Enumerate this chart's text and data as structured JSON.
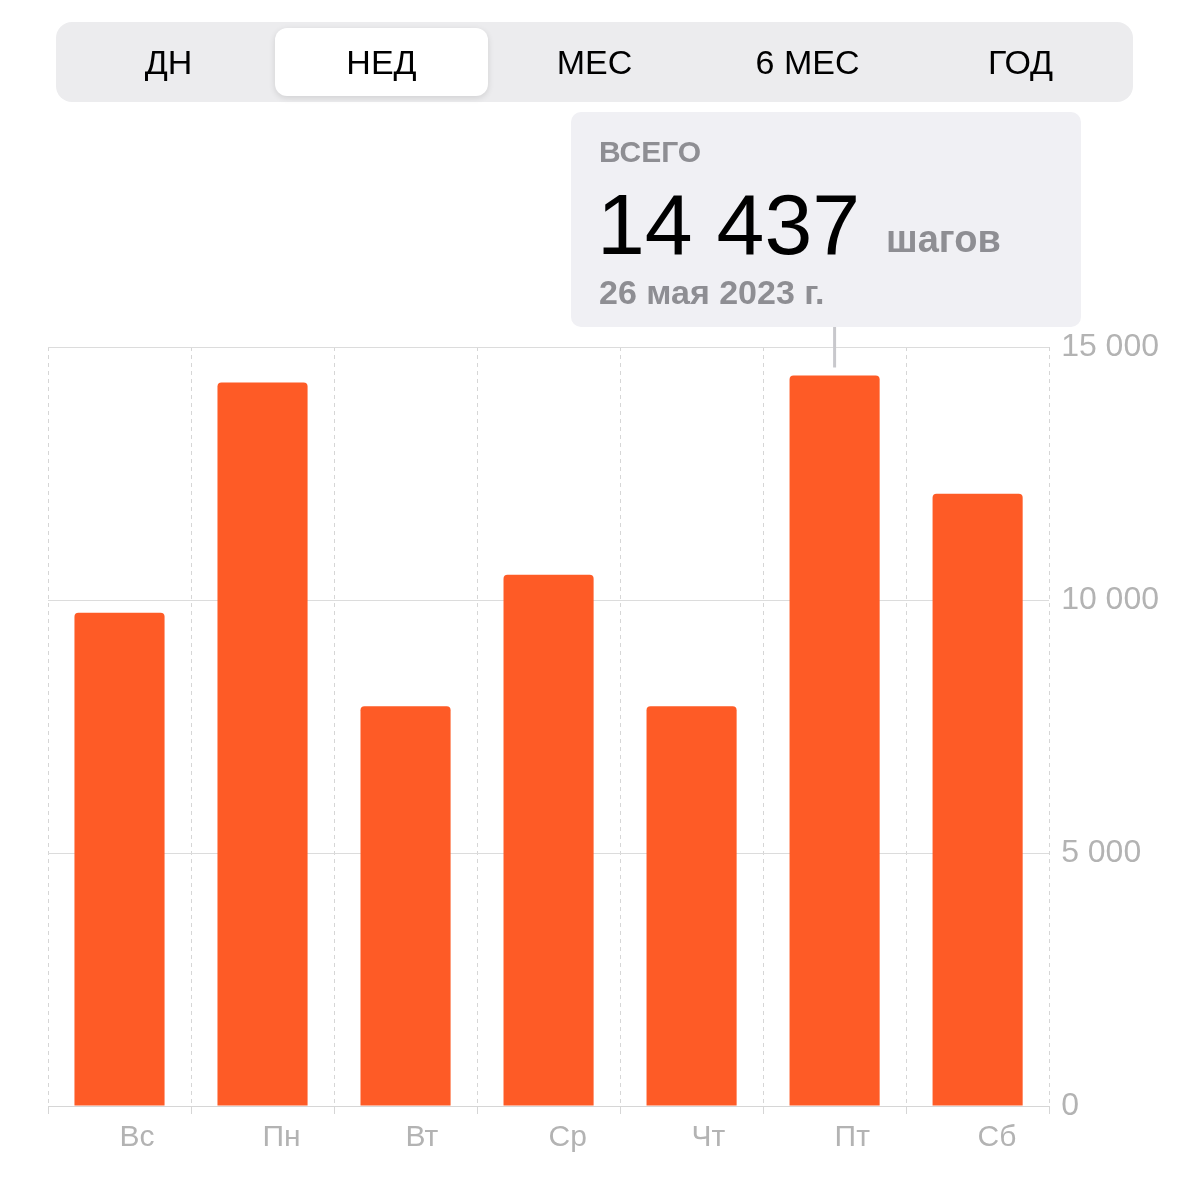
{
  "chart_data": {
    "type": "bar",
    "categories": [
      "Вс",
      "Пн",
      "Вт",
      "Ср",
      "Чт",
      "Пт",
      "Сб"
    ],
    "values": [
      9750,
      14300,
      7900,
      10500,
      7900,
      14437,
      12100
    ],
    "color": "#fe5b26",
    "ylim": [
      0,
      15000
    ],
    "yticks": [
      {
        "value": 0,
        "label": "0"
      },
      {
        "value": 5000,
        "label": "5 000"
      },
      {
        "value": 10000,
        "label": "10 000"
      },
      {
        "value": 15000,
        "label": "15 000"
      }
    ],
    "grid": true,
    "annotations": [
      "ДН",
      "НЕД",
      "МЕС",
      "6 МЕС",
      "ГОД",
      "ВСЕГО",
      {
        "text": "14 437 шагов",
        "x": "Пт",
        "y": 14437
      },
      "26 мая 2023 г."
    ]
  }
}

:::

◆ WORK TO DO
For this exercise, gather every line of the data that contains the word "label".

◆ CORRECT RESULT
        "label": "0"
        "label": "5 000"
        "label": "10 000"
        "label": "15 000"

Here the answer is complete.